_WHAT TO PRODUCE:_
Of the lines in these entries, how many contain the string "Clear"? Give the number and nothing else.

— BEGIN DATA SUPPLIED —

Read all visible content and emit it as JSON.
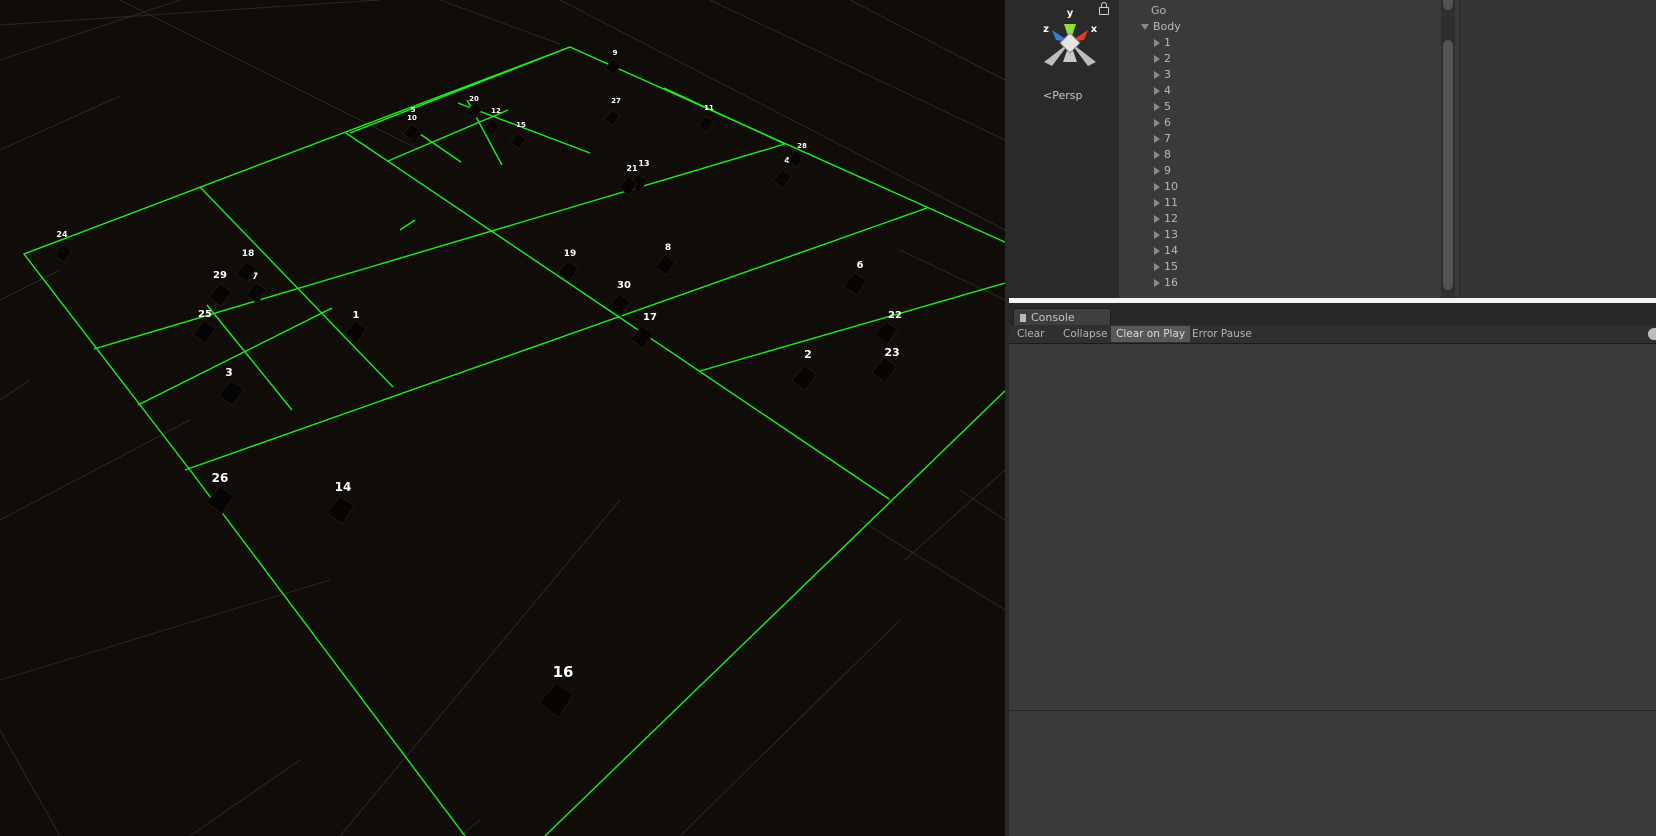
{
  "scene": {
    "gizmo": {
      "y": "y",
      "x": "x",
      "z": "z",
      "projection": "Persp"
    },
    "objects": [
      "1",
      "2",
      "3",
      "4",
      "5",
      "6",
      "7",
      "8",
      "9",
      "10",
      "11",
      "12",
      "13",
      "14",
      "15",
      "16",
      "17",
      "18",
      "19",
      "20",
      "21",
      "22",
      "23",
      "24",
      "25",
      "26",
      "27",
      "28",
      "29",
      "30"
    ]
  },
  "hierarchy": {
    "rows": [
      {
        "label": "Go",
        "arrow": "none",
        "indent": 1
      },
      {
        "label": "Body",
        "arrow": "down",
        "indent": 1
      },
      {
        "label": "1",
        "arrow": "right",
        "indent": 2
      },
      {
        "label": "2",
        "arrow": "right",
        "indent": 2
      },
      {
        "label": "3",
        "arrow": "right",
        "indent": 2
      },
      {
        "label": "4",
        "arrow": "right",
        "indent": 2
      },
      {
        "label": "5",
        "arrow": "right",
        "indent": 2
      },
      {
        "label": "6",
        "arrow": "right",
        "indent": 2
      },
      {
        "label": "7",
        "arrow": "right",
        "indent": 2
      },
      {
        "label": "8",
        "arrow": "right",
        "indent": 2
      },
      {
        "label": "9",
        "arrow": "right",
        "indent": 2
      },
      {
        "label": "10",
        "arrow": "right",
        "indent": 2
      },
      {
        "label": "11",
        "arrow": "right",
        "indent": 2
      },
      {
        "label": "12",
        "arrow": "right",
        "indent": 2
      },
      {
        "label": "13",
        "arrow": "right",
        "indent": 2
      },
      {
        "label": "14",
        "arrow": "right",
        "indent": 2
      },
      {
        "label": "15",
        "arrow": "right",
        "indent": 2
      },
      {
        "label": "16",
        "arrow": "right",
        "indent": 2
      }
    ]
  },
  "console": {
    "tab_label": "Console",
    "toolbar": {
      "clear": "Clear",
      "collapse": "Collapse",
      "clear_on_play": "Clear on Play",
      "error_pause": "Error Pause"
    }
  },
  "colors": {
    "octree_lines": "#1cf01c",
    "scene_background": "#100c07",
    "gizmo_y": "#8ce03c",
    "gizmo_x": "#e03c2c",
    "gizmo_z": "#3c78e0"
  }
}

— END DATA SUPPLIED —

_FINAL RESULT:_
2